• GIVEN TASK: Locate all lines with the word "text". Copy them.

• EXTRACTED ENTRIES:
• • •
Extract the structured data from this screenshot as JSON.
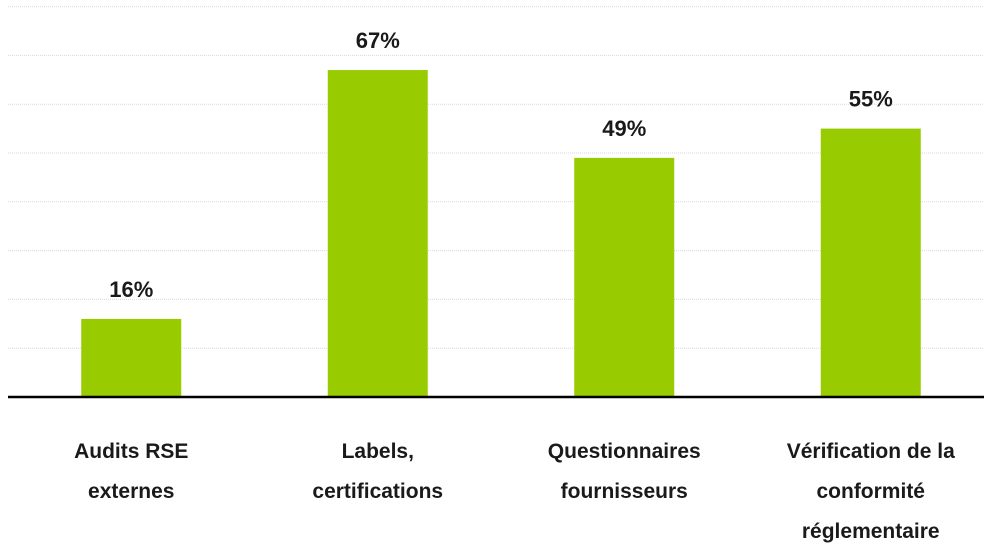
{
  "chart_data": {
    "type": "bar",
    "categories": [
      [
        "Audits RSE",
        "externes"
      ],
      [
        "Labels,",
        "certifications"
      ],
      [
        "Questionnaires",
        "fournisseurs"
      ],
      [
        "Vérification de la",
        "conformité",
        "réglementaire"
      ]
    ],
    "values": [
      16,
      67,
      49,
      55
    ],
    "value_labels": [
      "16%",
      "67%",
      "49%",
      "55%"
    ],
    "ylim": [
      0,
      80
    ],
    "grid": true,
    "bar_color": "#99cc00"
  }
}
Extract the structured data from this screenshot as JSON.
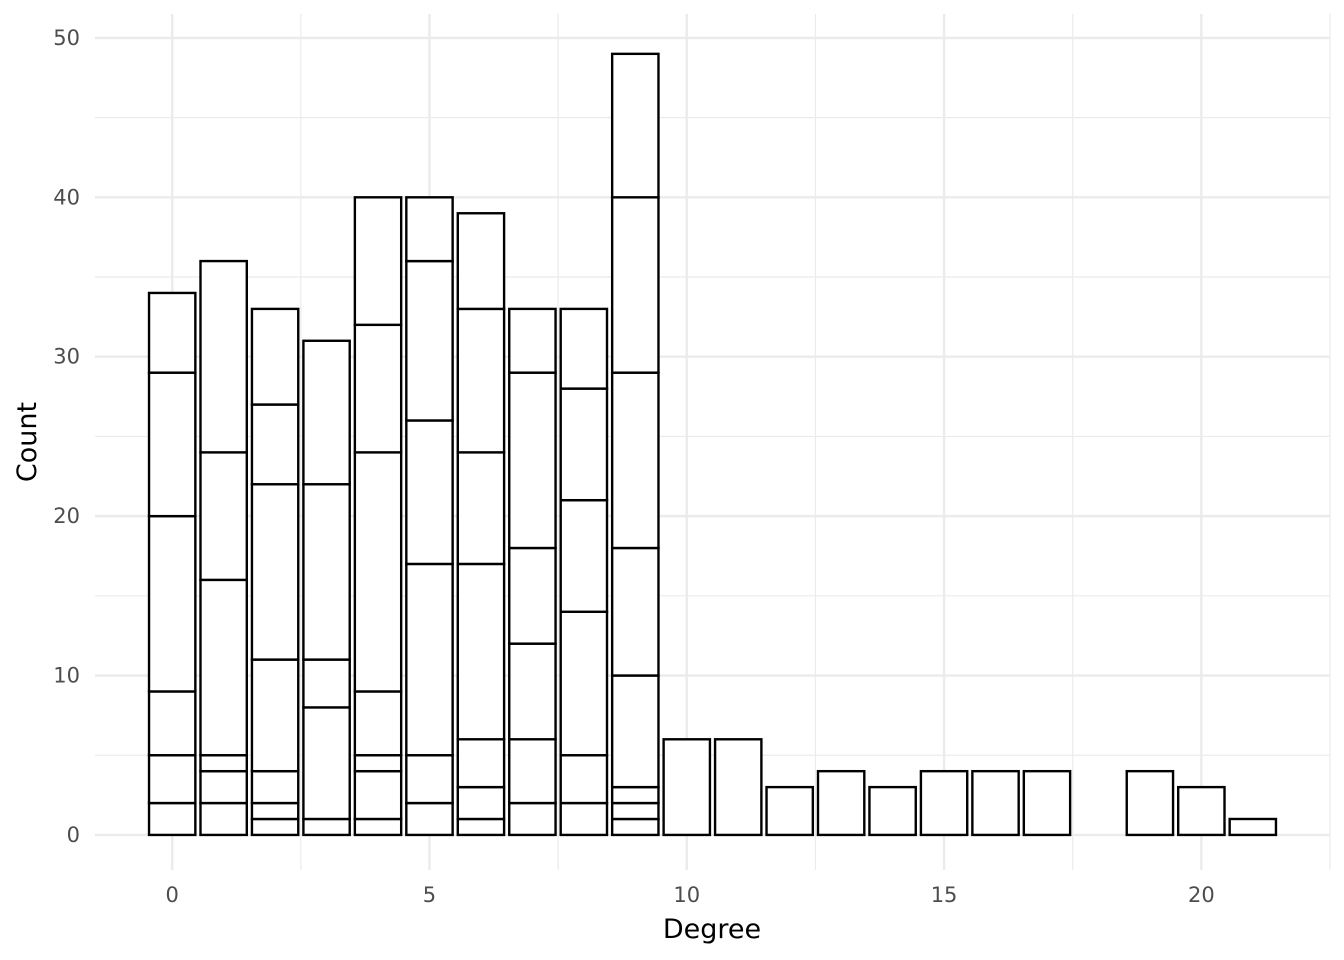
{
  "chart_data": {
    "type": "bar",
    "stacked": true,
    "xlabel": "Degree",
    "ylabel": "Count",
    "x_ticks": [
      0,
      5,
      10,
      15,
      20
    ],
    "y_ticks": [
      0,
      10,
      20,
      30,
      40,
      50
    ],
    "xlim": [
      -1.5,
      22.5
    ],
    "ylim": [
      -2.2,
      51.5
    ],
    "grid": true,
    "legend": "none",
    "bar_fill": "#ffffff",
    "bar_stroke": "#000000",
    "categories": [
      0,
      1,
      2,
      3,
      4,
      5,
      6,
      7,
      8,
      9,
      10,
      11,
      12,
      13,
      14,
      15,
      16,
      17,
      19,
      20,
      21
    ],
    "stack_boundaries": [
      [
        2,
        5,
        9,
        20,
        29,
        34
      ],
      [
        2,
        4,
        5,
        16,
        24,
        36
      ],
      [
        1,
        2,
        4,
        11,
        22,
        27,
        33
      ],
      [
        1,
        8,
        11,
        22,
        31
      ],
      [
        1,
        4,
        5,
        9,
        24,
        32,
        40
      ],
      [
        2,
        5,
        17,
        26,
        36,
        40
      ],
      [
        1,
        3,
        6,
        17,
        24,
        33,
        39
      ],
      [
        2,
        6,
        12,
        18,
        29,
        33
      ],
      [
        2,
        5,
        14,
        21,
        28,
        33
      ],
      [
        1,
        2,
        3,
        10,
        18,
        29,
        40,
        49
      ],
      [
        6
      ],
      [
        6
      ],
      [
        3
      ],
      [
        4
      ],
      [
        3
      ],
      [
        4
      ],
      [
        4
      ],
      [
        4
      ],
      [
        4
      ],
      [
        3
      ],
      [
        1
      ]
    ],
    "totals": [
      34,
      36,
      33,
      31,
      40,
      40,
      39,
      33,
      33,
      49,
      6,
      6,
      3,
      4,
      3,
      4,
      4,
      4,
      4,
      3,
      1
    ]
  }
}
• • •
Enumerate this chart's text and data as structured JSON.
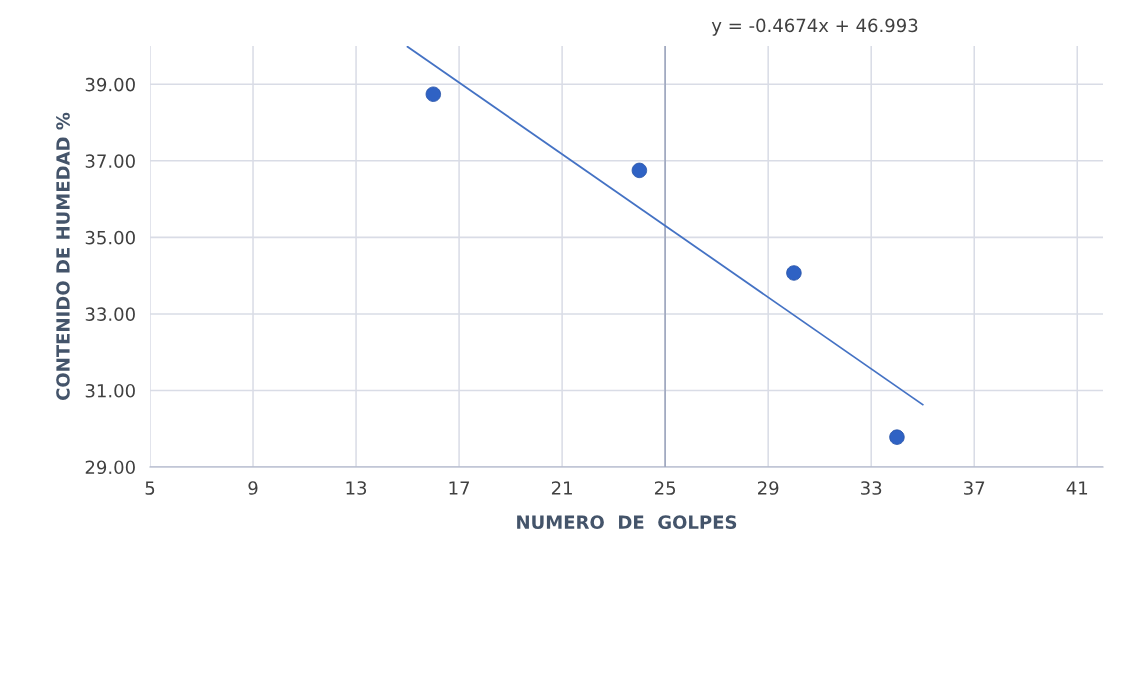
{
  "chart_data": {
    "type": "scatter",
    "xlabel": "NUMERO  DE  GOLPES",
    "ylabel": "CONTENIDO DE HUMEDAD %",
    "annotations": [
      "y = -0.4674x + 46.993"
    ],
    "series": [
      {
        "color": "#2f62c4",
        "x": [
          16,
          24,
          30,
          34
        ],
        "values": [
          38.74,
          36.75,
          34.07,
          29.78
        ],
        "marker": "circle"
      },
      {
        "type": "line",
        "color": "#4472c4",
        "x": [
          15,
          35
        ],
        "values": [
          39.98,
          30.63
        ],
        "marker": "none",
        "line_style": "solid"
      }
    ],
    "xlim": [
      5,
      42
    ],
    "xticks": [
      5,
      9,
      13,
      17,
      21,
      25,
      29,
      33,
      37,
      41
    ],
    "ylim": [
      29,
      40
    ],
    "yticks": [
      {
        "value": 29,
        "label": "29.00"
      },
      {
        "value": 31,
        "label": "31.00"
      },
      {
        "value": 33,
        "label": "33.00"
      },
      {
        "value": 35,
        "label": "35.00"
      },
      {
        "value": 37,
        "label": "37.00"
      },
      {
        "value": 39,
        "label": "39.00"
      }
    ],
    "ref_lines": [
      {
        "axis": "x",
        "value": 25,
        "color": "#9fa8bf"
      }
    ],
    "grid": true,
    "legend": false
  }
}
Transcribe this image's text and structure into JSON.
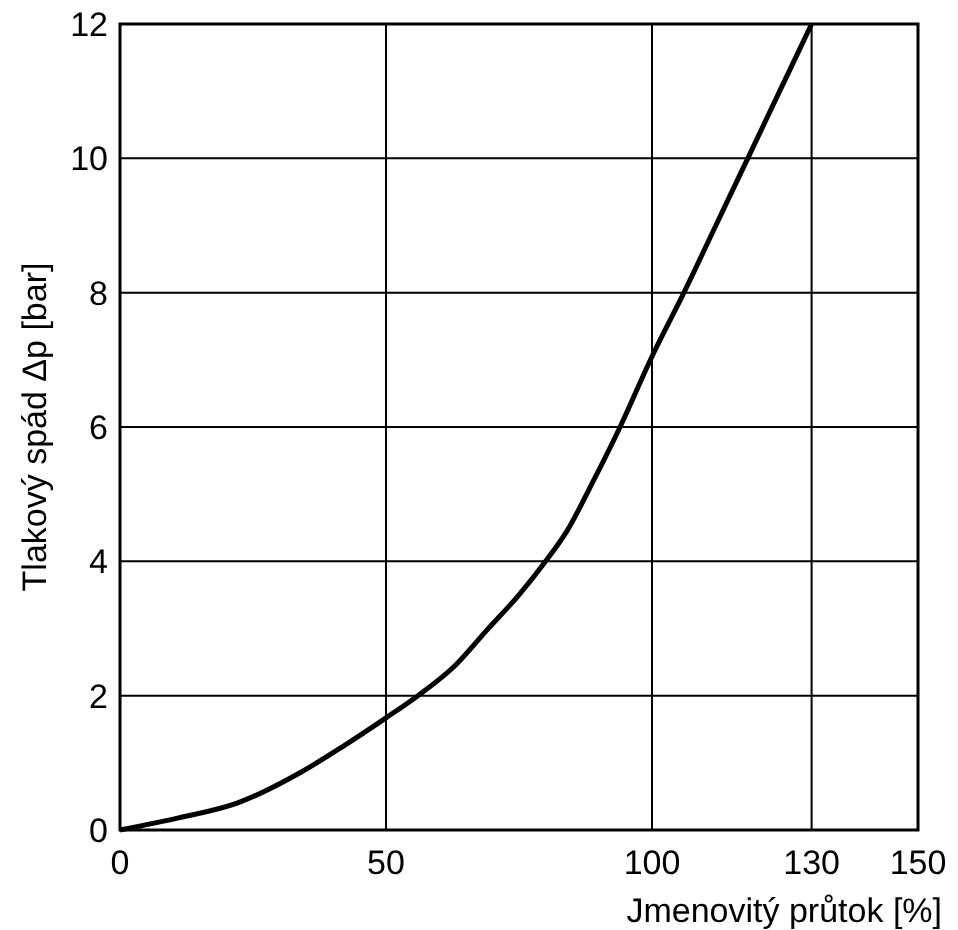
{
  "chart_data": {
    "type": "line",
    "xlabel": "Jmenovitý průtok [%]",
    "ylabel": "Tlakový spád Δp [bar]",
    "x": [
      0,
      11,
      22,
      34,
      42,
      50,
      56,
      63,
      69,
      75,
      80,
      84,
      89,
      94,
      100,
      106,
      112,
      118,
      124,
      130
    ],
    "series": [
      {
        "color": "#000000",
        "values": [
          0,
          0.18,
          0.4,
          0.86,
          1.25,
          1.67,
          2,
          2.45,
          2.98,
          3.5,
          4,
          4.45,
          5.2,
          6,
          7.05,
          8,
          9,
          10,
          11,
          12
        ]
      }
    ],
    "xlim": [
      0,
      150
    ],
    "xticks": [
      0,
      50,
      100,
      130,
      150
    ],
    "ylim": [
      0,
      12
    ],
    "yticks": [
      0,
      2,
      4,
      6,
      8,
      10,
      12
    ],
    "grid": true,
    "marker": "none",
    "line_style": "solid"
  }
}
• • •
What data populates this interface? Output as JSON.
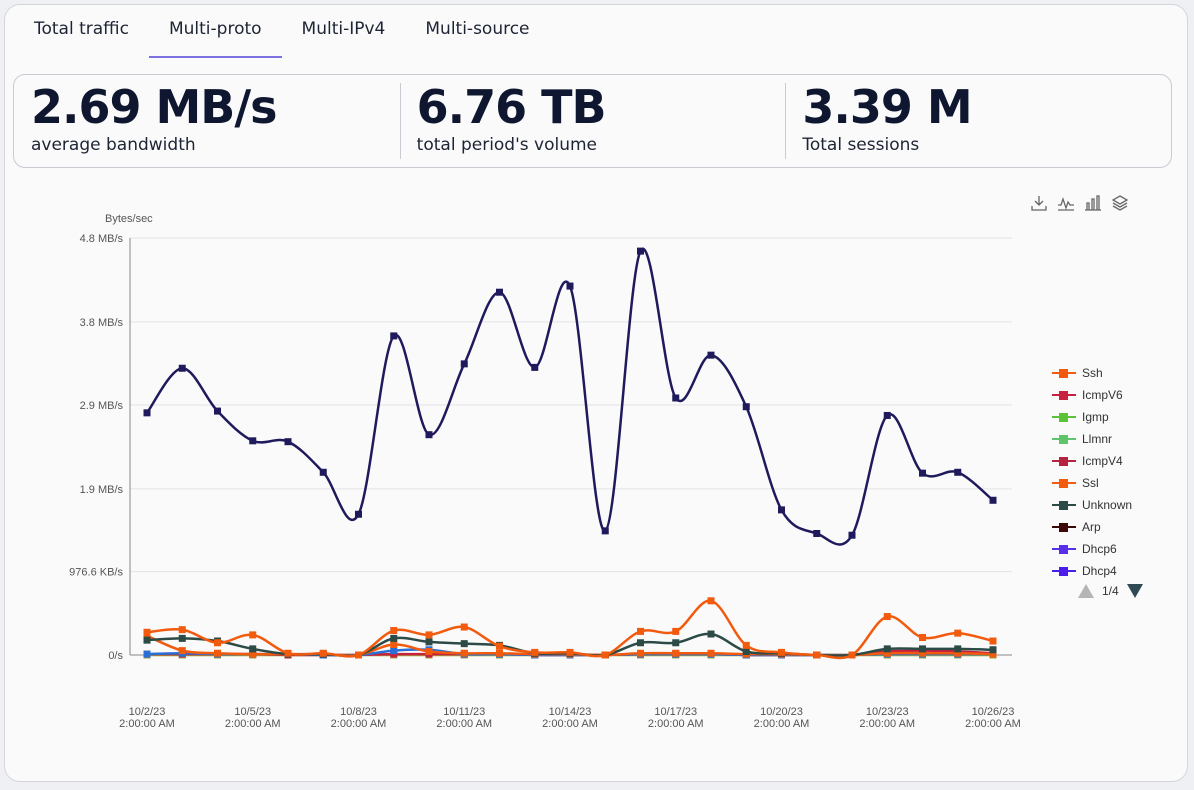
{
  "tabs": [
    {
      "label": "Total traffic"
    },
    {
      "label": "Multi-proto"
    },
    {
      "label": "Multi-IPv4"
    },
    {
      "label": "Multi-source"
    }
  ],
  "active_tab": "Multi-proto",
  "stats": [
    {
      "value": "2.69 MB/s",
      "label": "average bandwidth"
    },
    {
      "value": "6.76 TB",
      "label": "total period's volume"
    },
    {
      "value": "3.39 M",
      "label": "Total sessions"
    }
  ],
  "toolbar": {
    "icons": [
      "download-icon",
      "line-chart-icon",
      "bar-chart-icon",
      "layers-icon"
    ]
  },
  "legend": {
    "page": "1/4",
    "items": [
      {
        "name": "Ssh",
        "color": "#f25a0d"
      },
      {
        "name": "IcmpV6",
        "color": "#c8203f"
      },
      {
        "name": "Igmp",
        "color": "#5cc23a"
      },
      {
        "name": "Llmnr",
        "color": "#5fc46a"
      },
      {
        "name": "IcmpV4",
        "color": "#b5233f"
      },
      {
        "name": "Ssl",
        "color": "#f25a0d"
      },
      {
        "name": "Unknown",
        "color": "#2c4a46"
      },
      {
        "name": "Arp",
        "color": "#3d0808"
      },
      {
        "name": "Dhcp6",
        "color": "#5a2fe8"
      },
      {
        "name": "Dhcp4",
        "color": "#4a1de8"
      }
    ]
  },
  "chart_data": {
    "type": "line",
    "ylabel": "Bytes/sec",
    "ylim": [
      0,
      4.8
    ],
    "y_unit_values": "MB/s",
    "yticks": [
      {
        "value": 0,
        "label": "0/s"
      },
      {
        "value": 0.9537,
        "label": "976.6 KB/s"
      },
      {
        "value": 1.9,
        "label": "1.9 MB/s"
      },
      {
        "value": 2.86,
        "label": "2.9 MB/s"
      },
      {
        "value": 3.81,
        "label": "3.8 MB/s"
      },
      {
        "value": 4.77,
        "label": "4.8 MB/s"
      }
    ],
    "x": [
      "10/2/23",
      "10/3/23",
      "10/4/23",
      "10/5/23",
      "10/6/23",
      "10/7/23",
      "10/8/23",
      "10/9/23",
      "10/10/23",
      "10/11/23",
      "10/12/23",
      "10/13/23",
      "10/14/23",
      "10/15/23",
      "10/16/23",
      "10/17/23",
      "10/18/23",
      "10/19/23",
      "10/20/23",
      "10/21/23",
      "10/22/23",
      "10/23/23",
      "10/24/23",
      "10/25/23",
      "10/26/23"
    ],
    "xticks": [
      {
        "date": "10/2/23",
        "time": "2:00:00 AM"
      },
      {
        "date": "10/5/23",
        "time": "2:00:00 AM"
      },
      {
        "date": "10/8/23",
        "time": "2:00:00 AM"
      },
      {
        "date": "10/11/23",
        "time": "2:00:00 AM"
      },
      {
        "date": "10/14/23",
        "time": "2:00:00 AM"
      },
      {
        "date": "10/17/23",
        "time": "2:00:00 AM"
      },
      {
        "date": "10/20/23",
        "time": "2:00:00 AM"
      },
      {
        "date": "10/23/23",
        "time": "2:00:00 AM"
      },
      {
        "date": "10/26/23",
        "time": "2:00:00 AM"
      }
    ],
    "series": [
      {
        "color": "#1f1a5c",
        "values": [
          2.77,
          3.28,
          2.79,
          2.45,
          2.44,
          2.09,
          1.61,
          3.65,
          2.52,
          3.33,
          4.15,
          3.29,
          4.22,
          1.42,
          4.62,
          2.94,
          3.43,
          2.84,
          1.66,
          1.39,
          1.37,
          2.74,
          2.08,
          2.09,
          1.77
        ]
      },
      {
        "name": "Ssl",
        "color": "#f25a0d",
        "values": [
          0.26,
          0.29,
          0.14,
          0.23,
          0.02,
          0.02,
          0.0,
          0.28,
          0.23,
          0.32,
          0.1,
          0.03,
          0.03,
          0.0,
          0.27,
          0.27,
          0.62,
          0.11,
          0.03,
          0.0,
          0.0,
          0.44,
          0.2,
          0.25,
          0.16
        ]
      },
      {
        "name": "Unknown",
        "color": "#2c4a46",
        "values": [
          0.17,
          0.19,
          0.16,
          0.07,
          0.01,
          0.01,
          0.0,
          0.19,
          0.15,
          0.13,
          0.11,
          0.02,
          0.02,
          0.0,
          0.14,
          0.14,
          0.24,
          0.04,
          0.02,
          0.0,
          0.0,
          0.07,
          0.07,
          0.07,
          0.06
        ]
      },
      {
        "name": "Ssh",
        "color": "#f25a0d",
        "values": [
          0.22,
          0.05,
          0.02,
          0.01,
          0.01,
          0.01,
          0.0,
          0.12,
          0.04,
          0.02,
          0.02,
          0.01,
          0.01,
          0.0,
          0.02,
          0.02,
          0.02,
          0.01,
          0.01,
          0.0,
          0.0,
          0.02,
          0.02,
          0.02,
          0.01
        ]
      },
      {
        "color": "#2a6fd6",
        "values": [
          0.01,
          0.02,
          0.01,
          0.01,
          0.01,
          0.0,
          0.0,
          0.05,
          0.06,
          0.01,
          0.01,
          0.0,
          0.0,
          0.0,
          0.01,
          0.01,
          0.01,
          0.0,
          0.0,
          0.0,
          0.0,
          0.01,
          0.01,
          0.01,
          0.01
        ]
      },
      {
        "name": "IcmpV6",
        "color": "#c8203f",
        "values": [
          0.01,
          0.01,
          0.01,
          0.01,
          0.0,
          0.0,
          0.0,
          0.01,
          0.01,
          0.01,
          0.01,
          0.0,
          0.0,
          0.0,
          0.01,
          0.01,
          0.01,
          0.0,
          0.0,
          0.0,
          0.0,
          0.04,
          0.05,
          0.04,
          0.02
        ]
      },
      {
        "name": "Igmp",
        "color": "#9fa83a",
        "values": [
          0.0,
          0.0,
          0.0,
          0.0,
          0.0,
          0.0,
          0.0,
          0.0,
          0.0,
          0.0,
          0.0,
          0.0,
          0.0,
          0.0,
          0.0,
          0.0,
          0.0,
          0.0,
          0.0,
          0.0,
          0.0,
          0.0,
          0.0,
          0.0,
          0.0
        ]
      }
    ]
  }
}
• • •
• COMPLETE RESPONSE:
Enumerate this chart's text and data as structured JSON.
Transcribe this image's text and structure into JSON.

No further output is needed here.